* **EXERCISE INSTRUCTIONS**: Return the entries below in their exact form, leaving the pictures out.
--- THE INPUT ---
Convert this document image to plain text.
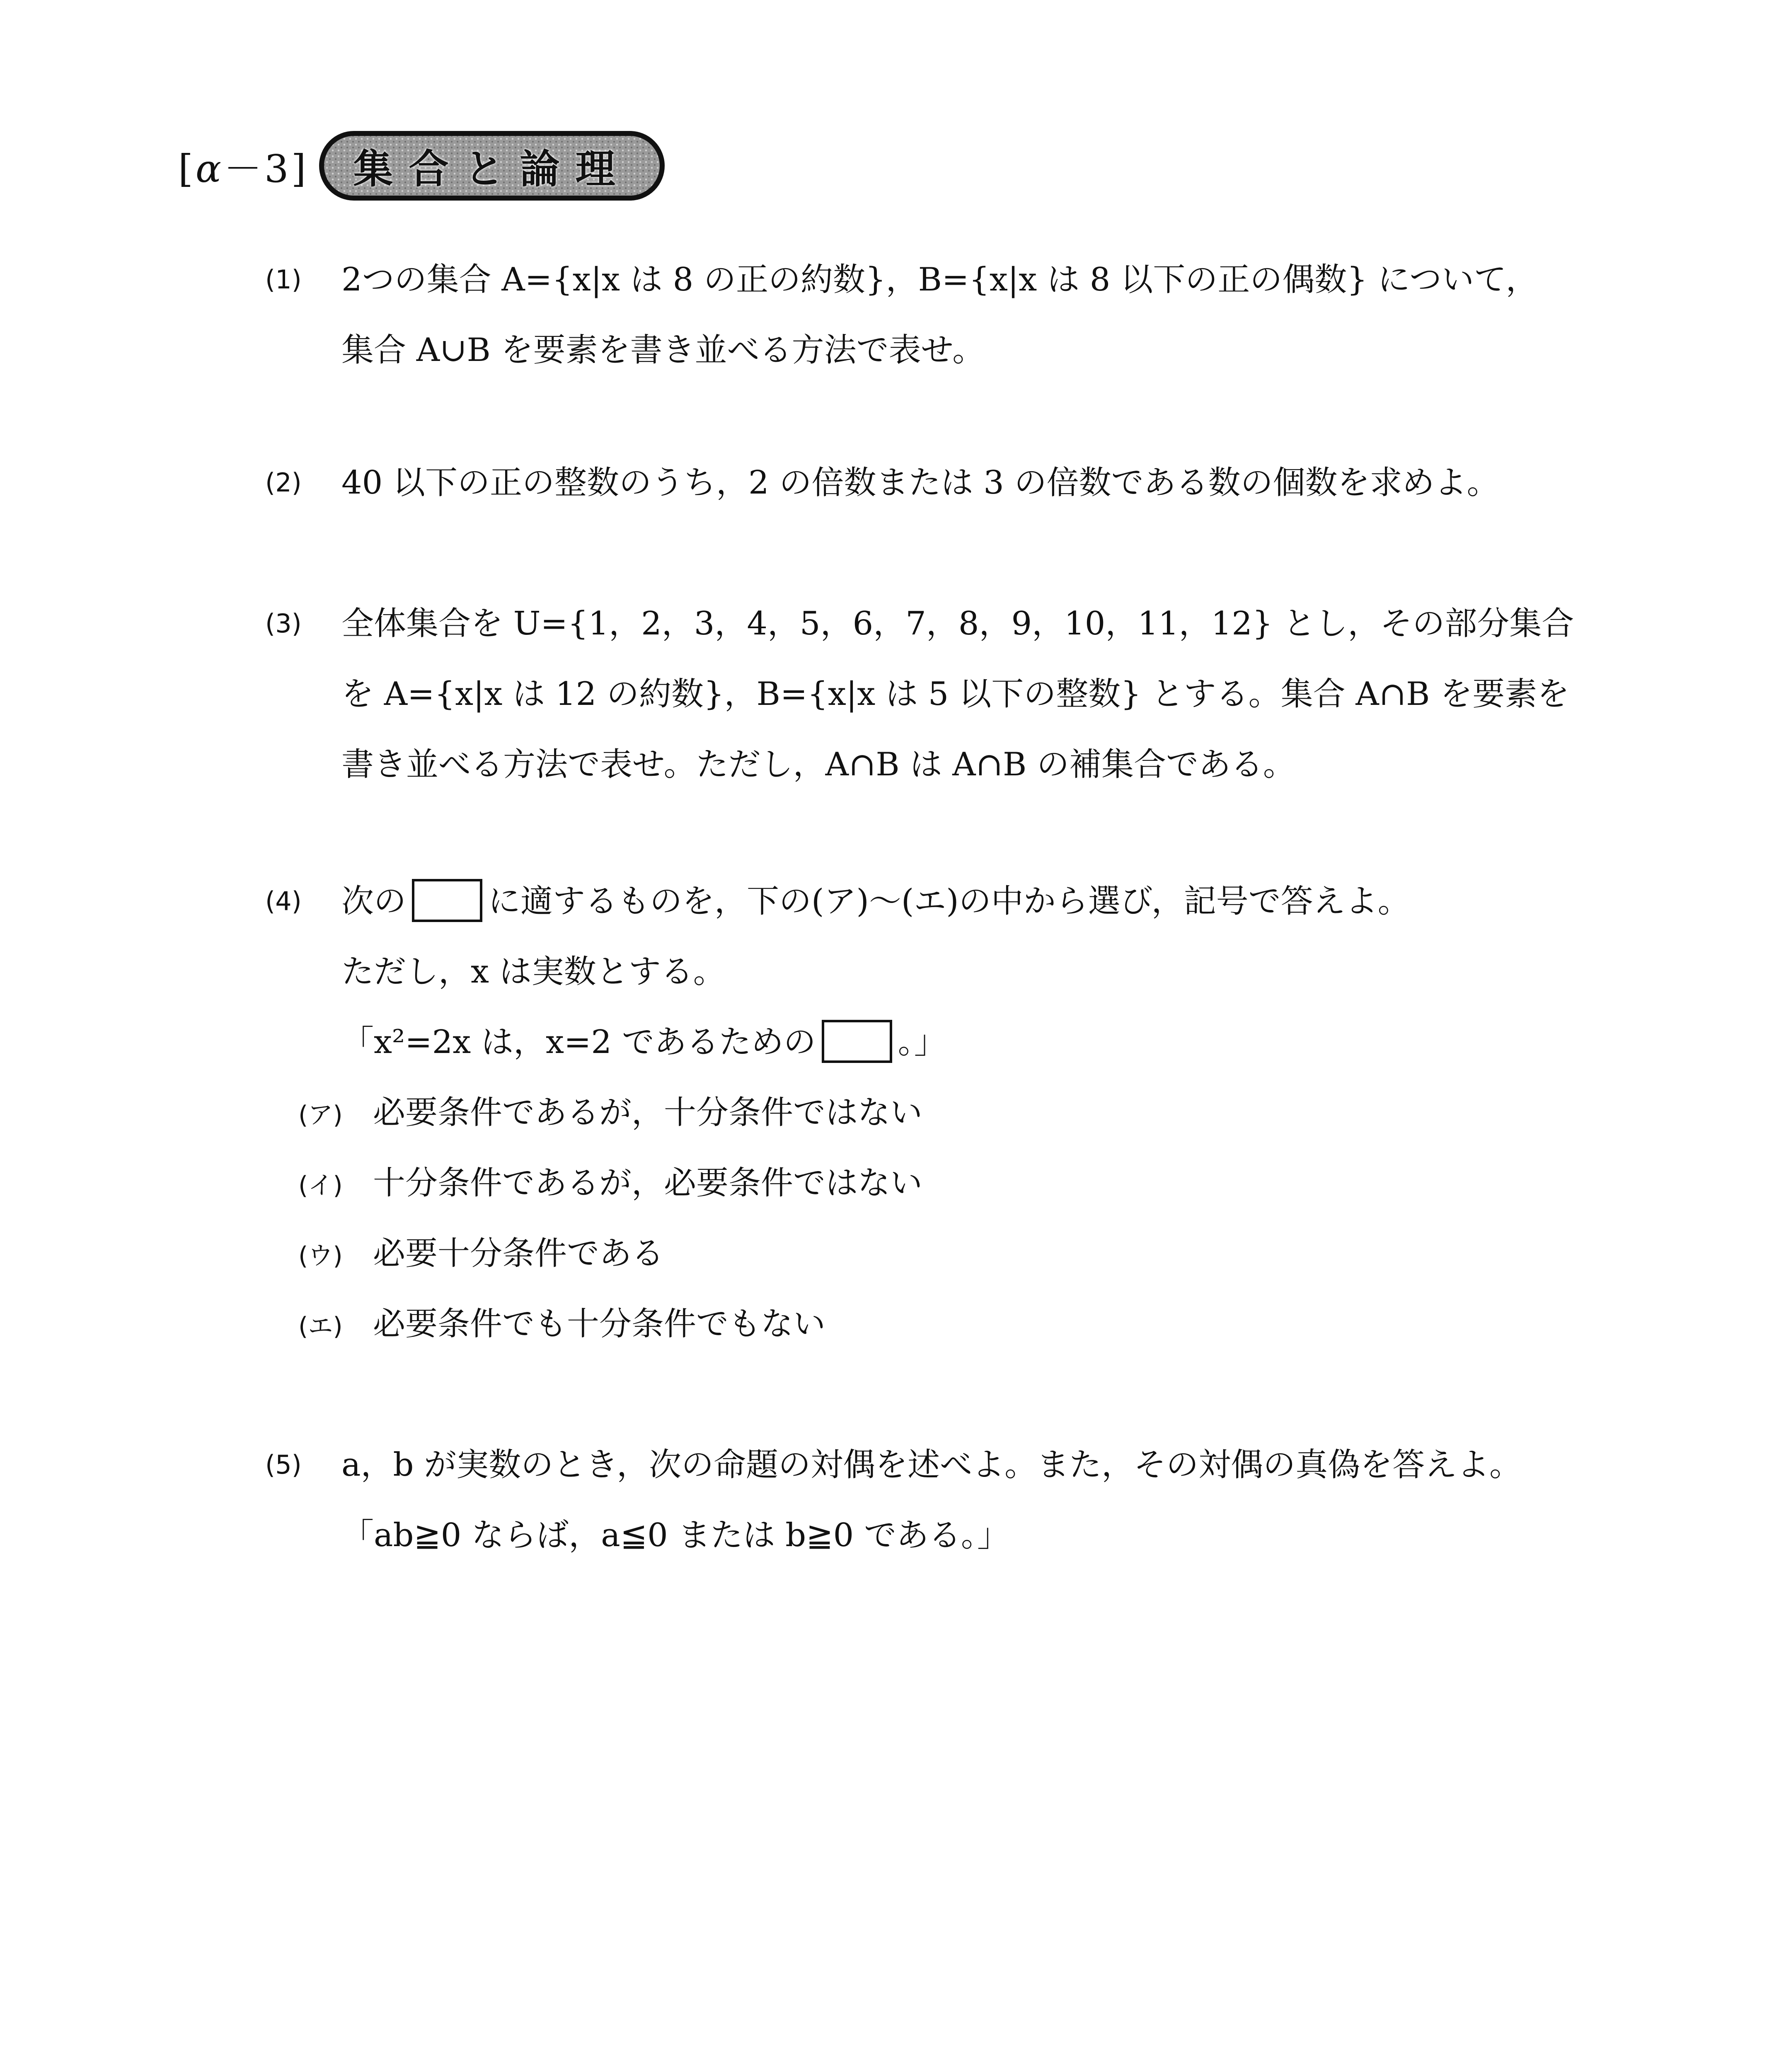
[α－3] 集合と論理
(1) 2つの集合 A={x|x は 8 の正の約数}，B={x|x は 8 以下の正の偶数} について，
集合 A∪B を要素を書き並べる方法で表せ。
(2) 40 以下の正の整数のうち，2 の倍数または 3 の倍数である数の個数を求めよ。
(3) 全体集合を U={1，2，3，4，5，6，7，8，9，10，11，12} とし，その部分集合
を A={x|x は 12 の約数}，B={x|x は 5 以下の整数} とする。集合 A∩B を要素を
書き並べる方法で表せ。ただし，A∩B は A∩B の補集合である。
(4) 次の	に適するものを，下の(ア)～(エ)の中から選び，記号で答えよ。
ただし，x は実数とする。
「x²=2x は，x=2 であるための	。」
(ア) 必要条件であるが，十分条件ではない
(イ) 十分条件であるが，必要条件ではない
(ウ) 必要十分条件である
(エ) 必要条件でも十分条件でもない
(5) a，b が実数のとき，次の命題の対偶を述べよ。また，その対偶の真偽を答えよ。
「ab≧0 ならば，a≦0 または b≧0 である。」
---
* **TASK OUTPUT**:
Convert this document image to plain text.
[α－3] 集合と論理
(1) 2つの集合 A={x|x は 8 の正の約数}，B={x|x は 8 以下の正の偶数} について，
集合 A∪B を要素を書き並べる方法で表せ。
(2) 40 以下の正の整数のうち，2 の倍数または 3 の倍数である数の個数を求めよ。
(3) 全体集合を U={1，2，3，4，5，6，7，8，9，10，11，12} とし，その部分集合
を A={x|x は 12 の約数}，B={x|x は 5 以下の整数} とする。集合 A∩B を要素を
書き並べる方法で表せ。ただし，A∩B は A∩B の補集合である。
(4) 次の	に適するものを，下の(ア)～(エ)の中から選び，記号で答えよ。
ただし，x は実数とする。
「x²=2x は，x=2 であるための	。」
(ア) 必要条件であるが，十分条件ではない
(イ) 十分条件であるが，必要条件ではない
(ウ) 必要十分条件である
(エ) 必要条件でも十分条件でもない
(5) a，b が実数のとき，次の命題の対偶を述べよ。また，その対偶の真偽を答えよ。
「ab≧0 ならば，a≦0 または b≧0 である。」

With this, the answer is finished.